# Written task:
Repeat all of the material below exactly as written, images excluded.

[Begin Extracted material]

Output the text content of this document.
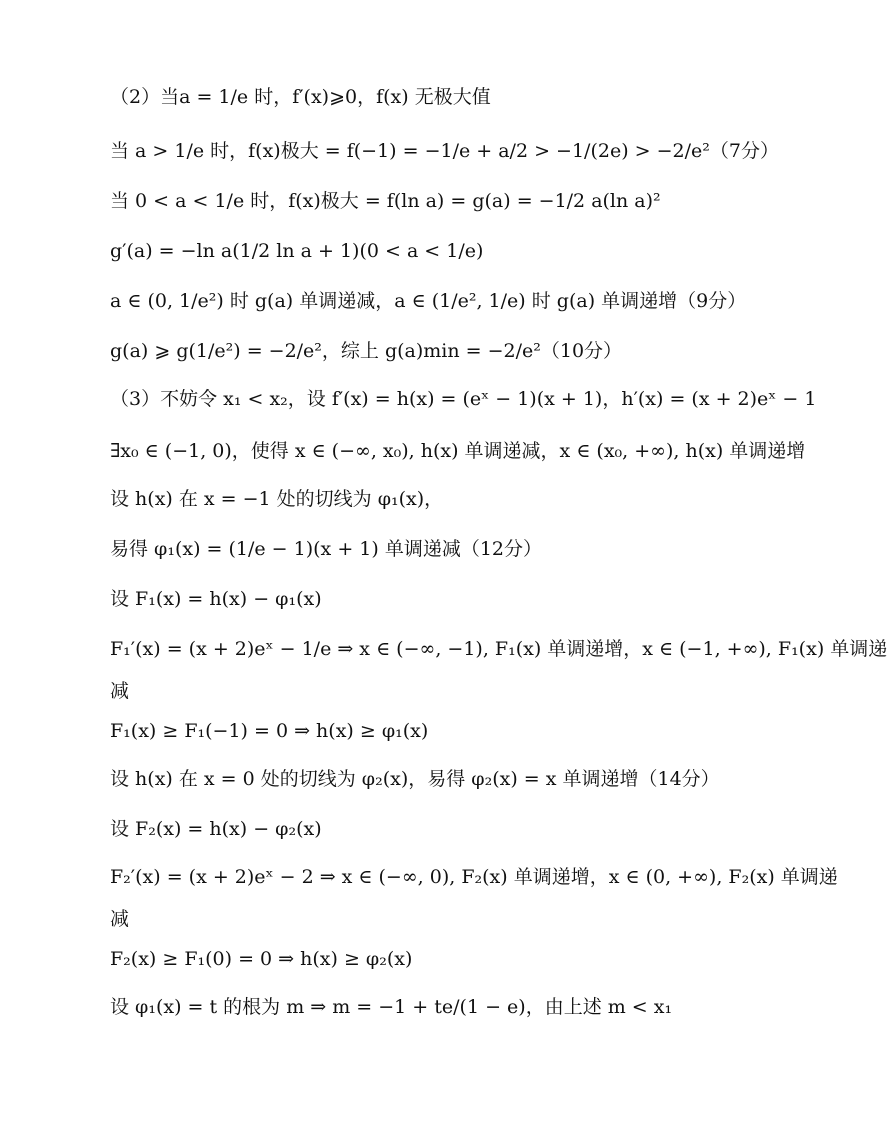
（2）当a = 1/e 时，f′(x)⩾0，f(x) 无极大值
当 a > 1/e 时，f(x)极大 = f(−1) = −1/e + a/2 > −1/(2e) > −2/e²（7分）
当 0 < a < 1/e 时，f(x)极大 = f(ln a) = g(a) = −1/2 a(ln a)²
g′(a) = −ln a(1/2 ln a + 1)(0 < a < 1/e)
a ∈ (0, 1/e²) 时 g(a) 单调递减，a ∈ (1/e², 1/e) 时 g(a) 单调递增（9分）
g(a) ⩾ g(1/e²) = −2/e²，综上 g(a)min = −2/e²（10分）
（3）不妨令 x₁ < x₂，设 f′(x) = h(x) = (eˣ − 1)(x + 1)，h′(x) = (x + 2)eˣ − 1
∃x₀ ∈ (−1, 0)，使得 x ∈ (−∞, x₀), h(x) 单调递减，x ∈ (x₀, +∞), h(x) 单调递增
设 h(x) 在 x = −1 处的切线为 φ₁(x)，
易得 φ₁(x) = (1/e − 1)(x + 1) 单调递减（12分）
设 F₁(x) = h(x) − φ₁(x)
F₁′(x) = (x + 2)eˣ − 1/e ⇒ x ∈ (−∞, −1), F₁(x) 单调递增，x ∈ (−1, +∞), F₁(x) 单调递
减
F₁(x) ≥ F₁(−1) = 0 ⇒ h(x) ≥ φ₁(x)
设 h(x) 在 x = 0 处的切线为 φ₂(x)，易得 φ₂(x) = x 单调递增（14分）
设 F₂(x) = h(x) − φ₂(x)
F₂′(x) = (x + 2)eˣ − 2 ⇒ x ∈ (−∞, 0), F₂(x) 单调递增，x ∈ (0, +∞), F₂(x) 单调递
减
F₂(x) ≥ F₁(0) = 0 ⇒ h(x) ≥ φ₂(x)
设 φ₁(x) = t 的根为 m ⇒ m = −1 + te/(1 − e)，由上述 m < x₁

[End Extracted material]

# The result:
Output the text content of this document.
（2）当a = 1/e 时，f′(x)⩾0，f(x) 无极大值
当 a > 1/e 时，f(x)极大 = f(−1) = −1/e + a/2 > −1/(2e) > −2/e²（7分）
当 0 < a < 1/e 时，f(x)极大 = f(ln a) = g(a) = −1/2 a(ln a)²
g′(a) = −ln a(1/2 ln a + 1)(0 < a < 1/e)
a ∈ (0, 1/e²) 时 g(a) 单调递减，a ∈ (1/e², 1/e) 时 g(a) 单调递增（9分）
g(a) ⩾ g(1/e²) = −2/e²，综上 g(a)min = −2/e²（10分）
（3）不妨令 x₁ < x₂，设 f′(x) = h(x) = (eˣ − 1)(x + 1)，h′(x) = (x + 2)eˣ − 1
∃x₀ ∈ (−1, 0)，使得 x ∈ (−∞, x₀), h(x) 单调递减，x ∈ (x₀, +∞), h(x) 单调递增
设 h(x) 在 x = −1 处的切线为 φ₁(x)，
易得 φ₁(x) = (1/e − 1)(x + 1) 单调递减（12分）
设 F₁(x) = h(x) − φ₁(x)
F₁′(x) = (x + 2)eˣ − 1/e ⇒ x ∈ (−∞, −1), F₁(x) 单调递增，x ∈ (−1, +∞), F₁(x) 单调递
减
F₁(x) ≥ F₁(−1) = 0 ⇒ h(x) ≥ φ₁(x)
设 h(x) 在 x = 0 处的切线为 φ₂(x)，易得 φ₂(x) = x 单调递增（14分）
设 F₂(x) = h(x) − φ₂(x)
F₂′(x) = (x + 2)eˣ − 2 ⇒ x ∈ (−∞, 0), F₂(x) 单调递增，x ∈ (0, +∞), F₂(x) 单调递
减
F₂(x) ≥ F₁(0) = 0 ⇒ h(x) ≥ φ₂(x)
设 φ₁(x) = t 的根为 m ⇒ m = −1 + te/(1 − e)，由上述 m < x₁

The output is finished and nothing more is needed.